» **TASK REQUIREMENTS**: From the listing below, return each line that includes "history".
+ + + +
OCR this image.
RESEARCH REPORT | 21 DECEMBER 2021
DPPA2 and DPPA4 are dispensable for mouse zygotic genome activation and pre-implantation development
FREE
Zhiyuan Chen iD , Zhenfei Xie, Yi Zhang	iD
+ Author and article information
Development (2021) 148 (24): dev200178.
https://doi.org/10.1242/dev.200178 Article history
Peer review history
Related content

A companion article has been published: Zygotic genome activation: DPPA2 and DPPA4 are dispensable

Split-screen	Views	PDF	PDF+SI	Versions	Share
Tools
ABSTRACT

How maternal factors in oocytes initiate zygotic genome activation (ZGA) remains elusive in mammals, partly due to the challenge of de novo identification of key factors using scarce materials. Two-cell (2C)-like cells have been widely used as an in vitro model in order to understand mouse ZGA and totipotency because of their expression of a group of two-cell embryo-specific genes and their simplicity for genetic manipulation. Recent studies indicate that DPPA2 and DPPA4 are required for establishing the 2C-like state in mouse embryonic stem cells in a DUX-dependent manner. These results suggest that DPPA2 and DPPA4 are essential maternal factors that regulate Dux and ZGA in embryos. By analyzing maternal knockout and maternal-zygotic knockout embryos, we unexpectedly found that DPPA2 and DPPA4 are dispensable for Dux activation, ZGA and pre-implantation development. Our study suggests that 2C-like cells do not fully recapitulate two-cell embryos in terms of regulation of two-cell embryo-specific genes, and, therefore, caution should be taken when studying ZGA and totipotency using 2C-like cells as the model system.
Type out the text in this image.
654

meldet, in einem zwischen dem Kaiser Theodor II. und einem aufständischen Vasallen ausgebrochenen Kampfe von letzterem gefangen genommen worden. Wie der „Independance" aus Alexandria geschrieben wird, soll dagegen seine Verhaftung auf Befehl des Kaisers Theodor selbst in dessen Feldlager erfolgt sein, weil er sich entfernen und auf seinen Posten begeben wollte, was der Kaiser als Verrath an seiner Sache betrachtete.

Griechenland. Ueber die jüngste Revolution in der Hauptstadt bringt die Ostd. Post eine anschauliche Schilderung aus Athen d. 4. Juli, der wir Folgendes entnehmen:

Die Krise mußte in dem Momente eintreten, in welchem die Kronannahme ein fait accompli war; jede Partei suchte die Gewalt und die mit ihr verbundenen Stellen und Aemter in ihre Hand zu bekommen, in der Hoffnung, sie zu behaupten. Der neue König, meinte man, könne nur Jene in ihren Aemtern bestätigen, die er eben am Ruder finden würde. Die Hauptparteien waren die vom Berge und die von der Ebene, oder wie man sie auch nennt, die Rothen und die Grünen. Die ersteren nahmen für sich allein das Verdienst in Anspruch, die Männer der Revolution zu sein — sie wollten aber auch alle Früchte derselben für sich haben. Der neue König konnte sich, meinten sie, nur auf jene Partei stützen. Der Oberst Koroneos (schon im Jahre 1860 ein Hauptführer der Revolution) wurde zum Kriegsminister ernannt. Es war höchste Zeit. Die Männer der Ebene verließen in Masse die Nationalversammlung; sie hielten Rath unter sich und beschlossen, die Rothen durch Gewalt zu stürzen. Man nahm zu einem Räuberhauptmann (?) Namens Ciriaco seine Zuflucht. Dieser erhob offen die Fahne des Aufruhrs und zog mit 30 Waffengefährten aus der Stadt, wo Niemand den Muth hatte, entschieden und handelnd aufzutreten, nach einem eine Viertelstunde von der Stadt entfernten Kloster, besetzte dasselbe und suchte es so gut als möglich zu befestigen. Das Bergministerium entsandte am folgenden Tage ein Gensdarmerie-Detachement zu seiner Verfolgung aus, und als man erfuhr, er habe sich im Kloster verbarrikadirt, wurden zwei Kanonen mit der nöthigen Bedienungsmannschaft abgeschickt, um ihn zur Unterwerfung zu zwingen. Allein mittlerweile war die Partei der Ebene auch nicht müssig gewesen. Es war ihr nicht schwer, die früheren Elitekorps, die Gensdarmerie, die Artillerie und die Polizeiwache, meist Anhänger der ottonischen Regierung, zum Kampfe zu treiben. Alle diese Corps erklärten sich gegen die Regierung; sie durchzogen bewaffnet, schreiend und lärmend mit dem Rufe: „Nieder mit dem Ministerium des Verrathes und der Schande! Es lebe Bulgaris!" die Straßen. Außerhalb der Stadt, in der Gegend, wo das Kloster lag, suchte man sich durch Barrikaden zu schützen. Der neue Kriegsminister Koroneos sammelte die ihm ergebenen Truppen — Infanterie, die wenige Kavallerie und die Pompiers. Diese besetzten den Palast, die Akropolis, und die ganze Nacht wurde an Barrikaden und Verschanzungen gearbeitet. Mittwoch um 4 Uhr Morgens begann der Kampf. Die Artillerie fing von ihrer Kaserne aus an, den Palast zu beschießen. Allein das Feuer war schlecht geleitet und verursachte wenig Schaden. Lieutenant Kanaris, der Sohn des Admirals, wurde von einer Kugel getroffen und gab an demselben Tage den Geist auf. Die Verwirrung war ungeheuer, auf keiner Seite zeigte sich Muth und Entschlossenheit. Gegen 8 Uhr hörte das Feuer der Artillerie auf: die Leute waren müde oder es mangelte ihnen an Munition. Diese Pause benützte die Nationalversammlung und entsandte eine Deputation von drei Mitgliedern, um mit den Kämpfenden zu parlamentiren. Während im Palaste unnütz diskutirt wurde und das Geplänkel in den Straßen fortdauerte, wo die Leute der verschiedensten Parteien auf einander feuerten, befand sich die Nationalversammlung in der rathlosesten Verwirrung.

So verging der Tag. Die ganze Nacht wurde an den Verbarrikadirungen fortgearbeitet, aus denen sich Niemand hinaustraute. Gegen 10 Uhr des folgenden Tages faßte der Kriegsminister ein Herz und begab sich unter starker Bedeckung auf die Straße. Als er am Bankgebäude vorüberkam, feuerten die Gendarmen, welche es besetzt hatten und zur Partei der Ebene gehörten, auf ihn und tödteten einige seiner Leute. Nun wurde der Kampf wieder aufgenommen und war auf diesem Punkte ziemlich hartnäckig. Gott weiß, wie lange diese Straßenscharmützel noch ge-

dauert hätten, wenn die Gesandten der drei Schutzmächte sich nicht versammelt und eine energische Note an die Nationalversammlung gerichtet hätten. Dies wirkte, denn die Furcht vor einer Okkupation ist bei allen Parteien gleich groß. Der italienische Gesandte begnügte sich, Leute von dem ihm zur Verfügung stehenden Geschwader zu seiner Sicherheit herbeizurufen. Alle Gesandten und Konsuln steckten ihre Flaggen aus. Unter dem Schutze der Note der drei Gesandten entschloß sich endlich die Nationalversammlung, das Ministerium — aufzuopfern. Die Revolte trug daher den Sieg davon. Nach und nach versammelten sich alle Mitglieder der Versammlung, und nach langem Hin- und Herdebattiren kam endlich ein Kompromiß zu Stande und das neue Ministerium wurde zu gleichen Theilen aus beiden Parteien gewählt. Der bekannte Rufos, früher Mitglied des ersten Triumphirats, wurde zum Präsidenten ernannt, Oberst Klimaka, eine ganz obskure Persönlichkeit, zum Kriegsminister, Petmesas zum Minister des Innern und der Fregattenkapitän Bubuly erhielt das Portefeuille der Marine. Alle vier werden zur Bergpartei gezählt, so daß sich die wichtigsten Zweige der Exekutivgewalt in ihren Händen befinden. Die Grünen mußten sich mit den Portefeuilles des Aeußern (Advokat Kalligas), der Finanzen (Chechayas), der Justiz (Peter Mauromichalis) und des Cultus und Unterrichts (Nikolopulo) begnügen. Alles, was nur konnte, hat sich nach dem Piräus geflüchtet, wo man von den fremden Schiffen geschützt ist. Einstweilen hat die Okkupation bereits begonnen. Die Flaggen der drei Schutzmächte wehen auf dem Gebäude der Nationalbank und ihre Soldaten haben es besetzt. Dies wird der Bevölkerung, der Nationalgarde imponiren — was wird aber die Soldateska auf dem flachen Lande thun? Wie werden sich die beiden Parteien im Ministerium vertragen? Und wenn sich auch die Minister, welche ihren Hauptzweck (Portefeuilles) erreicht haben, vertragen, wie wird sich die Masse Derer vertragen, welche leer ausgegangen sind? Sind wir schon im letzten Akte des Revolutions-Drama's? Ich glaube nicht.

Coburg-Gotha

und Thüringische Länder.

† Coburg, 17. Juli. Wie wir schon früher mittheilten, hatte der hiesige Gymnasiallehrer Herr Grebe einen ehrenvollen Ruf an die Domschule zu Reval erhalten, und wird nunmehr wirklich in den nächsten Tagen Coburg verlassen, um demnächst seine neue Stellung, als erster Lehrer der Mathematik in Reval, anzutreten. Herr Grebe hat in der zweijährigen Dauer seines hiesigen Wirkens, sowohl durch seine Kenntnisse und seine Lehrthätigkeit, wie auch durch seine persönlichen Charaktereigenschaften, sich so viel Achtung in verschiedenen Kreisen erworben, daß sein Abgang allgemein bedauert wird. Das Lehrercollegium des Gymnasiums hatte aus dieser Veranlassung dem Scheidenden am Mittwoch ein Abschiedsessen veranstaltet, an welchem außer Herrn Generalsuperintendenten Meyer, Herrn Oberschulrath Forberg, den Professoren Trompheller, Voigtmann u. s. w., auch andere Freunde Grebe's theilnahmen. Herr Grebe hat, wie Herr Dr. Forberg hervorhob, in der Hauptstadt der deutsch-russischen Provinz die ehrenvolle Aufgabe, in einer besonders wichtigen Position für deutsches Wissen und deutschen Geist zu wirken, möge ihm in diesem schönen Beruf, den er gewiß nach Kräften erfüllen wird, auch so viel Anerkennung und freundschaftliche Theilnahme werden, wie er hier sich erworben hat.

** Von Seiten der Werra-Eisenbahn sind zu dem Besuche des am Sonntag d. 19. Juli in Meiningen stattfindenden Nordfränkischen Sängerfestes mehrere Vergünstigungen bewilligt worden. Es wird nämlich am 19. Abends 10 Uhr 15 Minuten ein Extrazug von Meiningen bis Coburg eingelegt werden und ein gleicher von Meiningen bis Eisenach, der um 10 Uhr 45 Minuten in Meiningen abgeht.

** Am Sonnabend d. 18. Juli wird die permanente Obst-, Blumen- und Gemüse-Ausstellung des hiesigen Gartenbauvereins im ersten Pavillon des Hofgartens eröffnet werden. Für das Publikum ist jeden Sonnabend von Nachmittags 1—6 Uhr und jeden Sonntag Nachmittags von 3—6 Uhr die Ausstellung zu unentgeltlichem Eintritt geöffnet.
+ + + +
» **TASK RESPONSE**:
https://doi.org/10.1242/dev.200178 Article history
Peer review history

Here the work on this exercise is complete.